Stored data

-- Start --

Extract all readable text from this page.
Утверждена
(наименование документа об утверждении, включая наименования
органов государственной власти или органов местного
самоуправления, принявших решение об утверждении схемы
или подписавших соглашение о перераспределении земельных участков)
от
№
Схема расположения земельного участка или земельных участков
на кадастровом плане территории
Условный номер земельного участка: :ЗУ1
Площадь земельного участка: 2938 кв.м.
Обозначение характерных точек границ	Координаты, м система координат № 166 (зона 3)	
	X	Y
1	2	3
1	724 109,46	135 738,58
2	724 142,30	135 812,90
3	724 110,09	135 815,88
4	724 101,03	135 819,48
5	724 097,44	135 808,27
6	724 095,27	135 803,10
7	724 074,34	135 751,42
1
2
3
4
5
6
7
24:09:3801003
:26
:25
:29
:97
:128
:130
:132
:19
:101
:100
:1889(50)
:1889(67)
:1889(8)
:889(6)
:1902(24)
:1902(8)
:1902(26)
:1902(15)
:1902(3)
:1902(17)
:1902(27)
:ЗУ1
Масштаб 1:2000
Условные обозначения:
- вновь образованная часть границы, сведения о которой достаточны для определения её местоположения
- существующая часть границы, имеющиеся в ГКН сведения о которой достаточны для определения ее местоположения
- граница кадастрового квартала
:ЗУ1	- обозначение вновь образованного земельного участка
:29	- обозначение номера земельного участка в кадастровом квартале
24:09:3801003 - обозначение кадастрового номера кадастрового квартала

-- End --
-- Start --

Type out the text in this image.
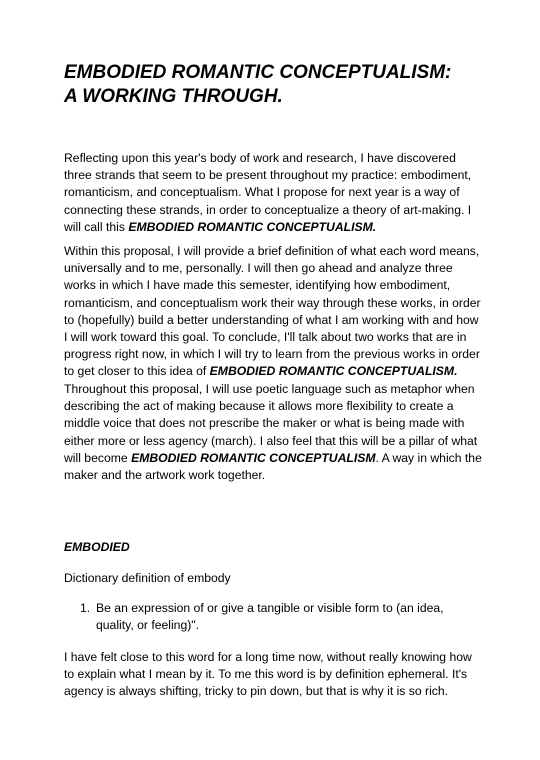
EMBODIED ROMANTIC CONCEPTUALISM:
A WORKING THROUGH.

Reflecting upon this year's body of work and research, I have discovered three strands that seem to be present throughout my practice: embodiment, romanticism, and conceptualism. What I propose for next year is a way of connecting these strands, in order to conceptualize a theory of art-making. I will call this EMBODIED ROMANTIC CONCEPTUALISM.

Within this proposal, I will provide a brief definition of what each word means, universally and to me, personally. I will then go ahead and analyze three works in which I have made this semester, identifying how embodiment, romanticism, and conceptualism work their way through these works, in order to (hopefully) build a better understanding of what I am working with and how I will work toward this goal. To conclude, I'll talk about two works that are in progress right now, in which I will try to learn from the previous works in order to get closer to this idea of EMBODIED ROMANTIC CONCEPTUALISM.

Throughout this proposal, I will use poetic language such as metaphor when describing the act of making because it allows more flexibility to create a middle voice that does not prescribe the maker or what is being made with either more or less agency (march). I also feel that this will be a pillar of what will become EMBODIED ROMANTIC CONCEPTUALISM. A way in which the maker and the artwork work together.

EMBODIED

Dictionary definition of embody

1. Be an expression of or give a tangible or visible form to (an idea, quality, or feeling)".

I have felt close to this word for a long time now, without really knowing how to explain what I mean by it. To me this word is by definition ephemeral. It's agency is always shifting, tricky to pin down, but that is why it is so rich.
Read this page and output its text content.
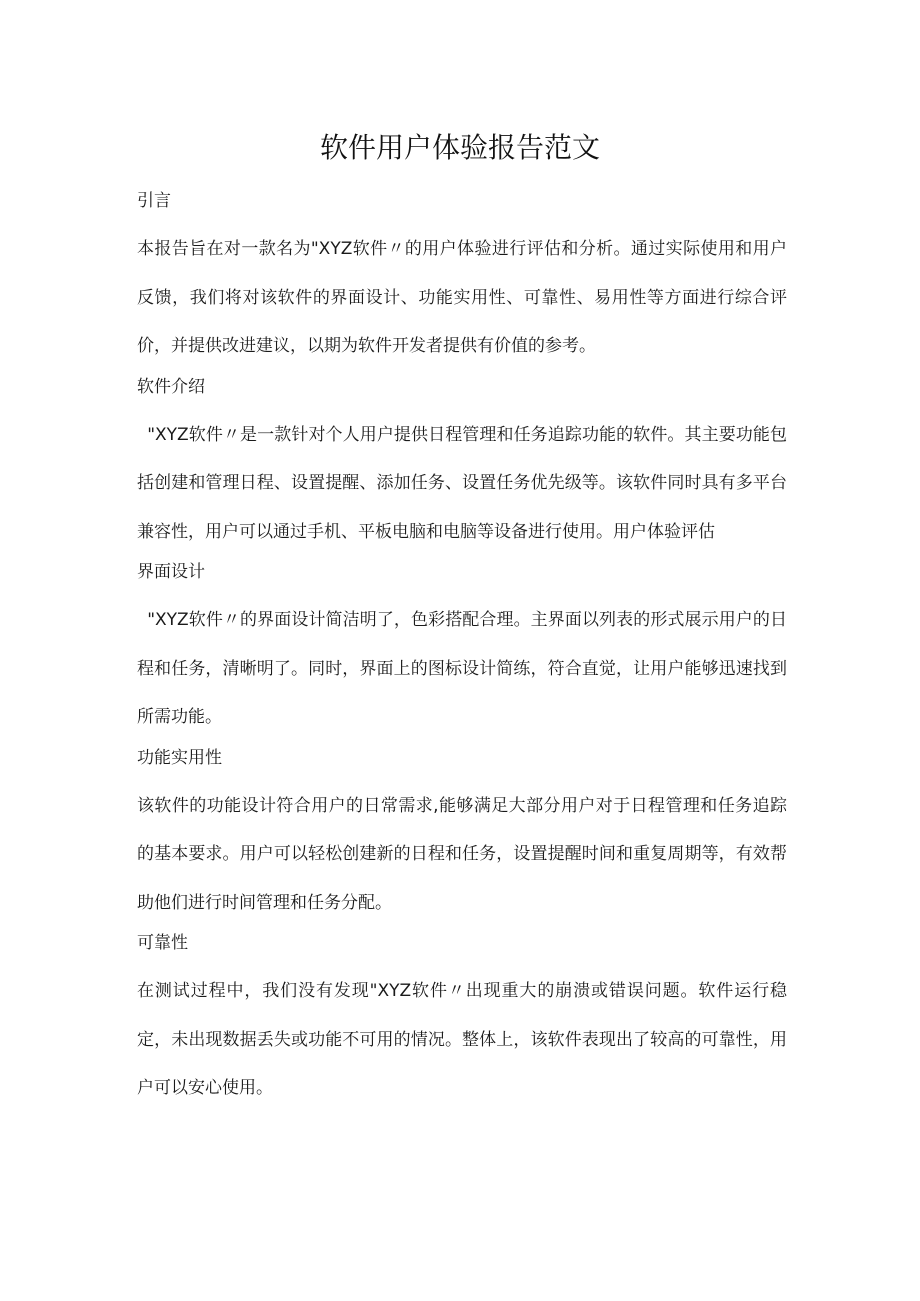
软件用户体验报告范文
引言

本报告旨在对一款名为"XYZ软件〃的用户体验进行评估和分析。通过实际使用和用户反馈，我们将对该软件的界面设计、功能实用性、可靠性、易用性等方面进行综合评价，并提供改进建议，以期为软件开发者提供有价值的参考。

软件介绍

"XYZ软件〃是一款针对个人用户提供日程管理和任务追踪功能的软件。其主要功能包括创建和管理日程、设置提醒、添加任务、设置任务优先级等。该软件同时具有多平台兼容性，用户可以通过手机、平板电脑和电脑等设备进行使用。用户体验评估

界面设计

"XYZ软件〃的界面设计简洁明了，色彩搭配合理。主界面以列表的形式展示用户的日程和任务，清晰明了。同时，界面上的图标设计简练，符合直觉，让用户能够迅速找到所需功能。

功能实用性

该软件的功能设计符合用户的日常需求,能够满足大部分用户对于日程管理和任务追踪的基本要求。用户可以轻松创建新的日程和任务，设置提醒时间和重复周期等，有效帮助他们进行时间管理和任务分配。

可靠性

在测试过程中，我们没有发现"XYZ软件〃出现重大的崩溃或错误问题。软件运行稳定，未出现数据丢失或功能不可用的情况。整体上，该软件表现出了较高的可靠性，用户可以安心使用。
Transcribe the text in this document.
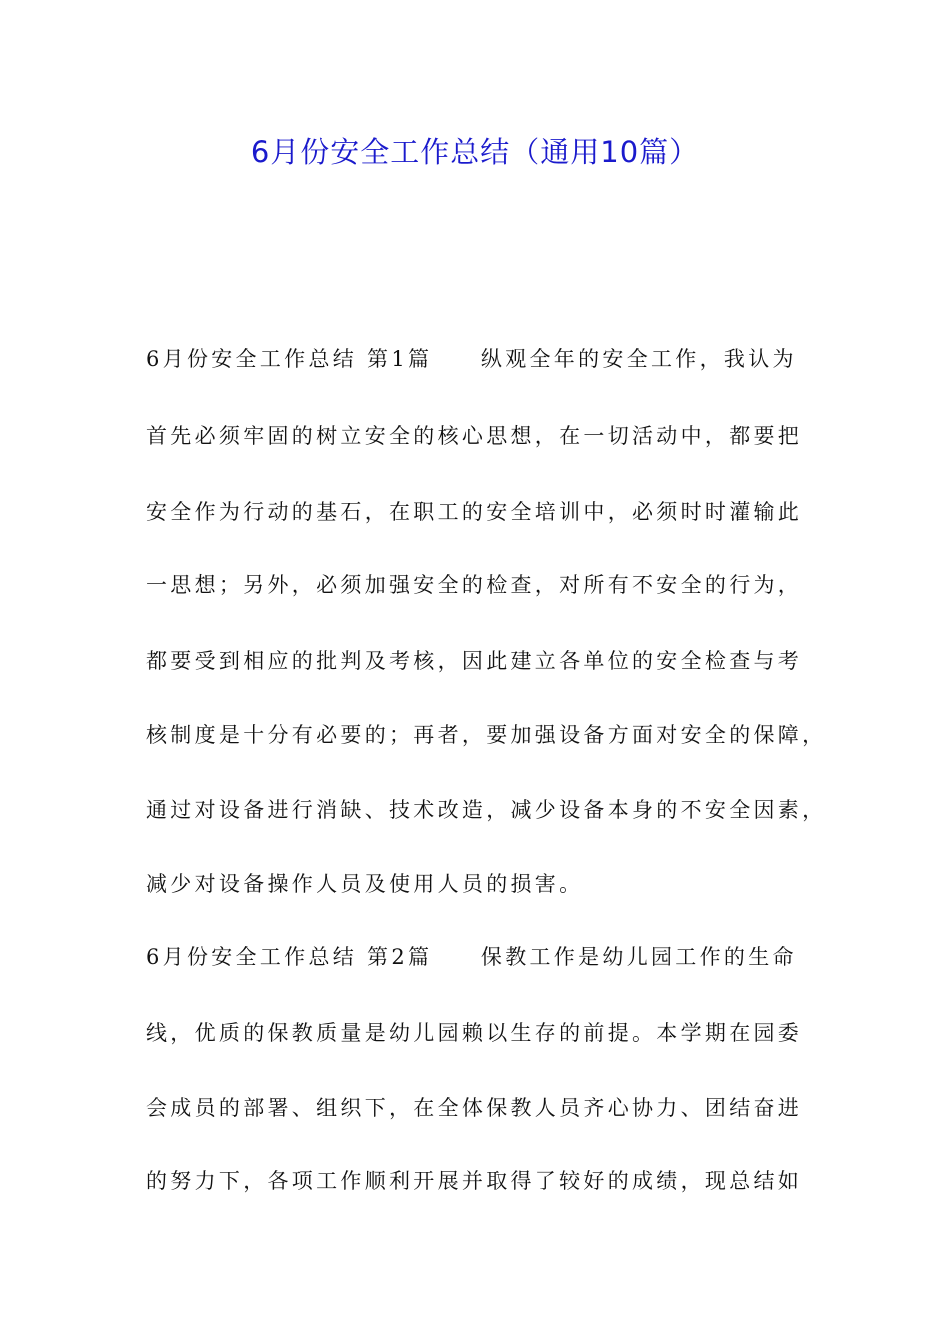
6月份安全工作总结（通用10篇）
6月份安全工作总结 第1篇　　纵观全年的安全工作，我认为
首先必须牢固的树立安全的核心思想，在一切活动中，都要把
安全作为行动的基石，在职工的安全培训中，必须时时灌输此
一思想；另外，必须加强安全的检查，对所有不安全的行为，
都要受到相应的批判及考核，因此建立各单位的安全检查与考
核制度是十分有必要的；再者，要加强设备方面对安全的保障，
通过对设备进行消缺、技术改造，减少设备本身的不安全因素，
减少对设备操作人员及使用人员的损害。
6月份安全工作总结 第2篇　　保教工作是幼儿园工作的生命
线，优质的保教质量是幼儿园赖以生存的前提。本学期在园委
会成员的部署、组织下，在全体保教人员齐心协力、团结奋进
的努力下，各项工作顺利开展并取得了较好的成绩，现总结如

-- End --

• **Required task**
Out of the preceding entries, pull every line containing the string "from".

• **Expected answer**
Extract all readable text from this page.
Within this proposal, I will provide a brief definition of what each word means, universally and to me, personally. I will then go ahead and analyze three works in which I have made this semester, identifying how embodiment, romanticism, and conceptualism work their way through these works, in order to (hopefully) build a better understanding of what I am working with and how I will work toward this goal. To conclude, I'll talk about two works that are in progress right now, in which I will try to learn from the previous works in order to get closer to this idea of EMBODIED ROMANTIC CONCEPTUALISM.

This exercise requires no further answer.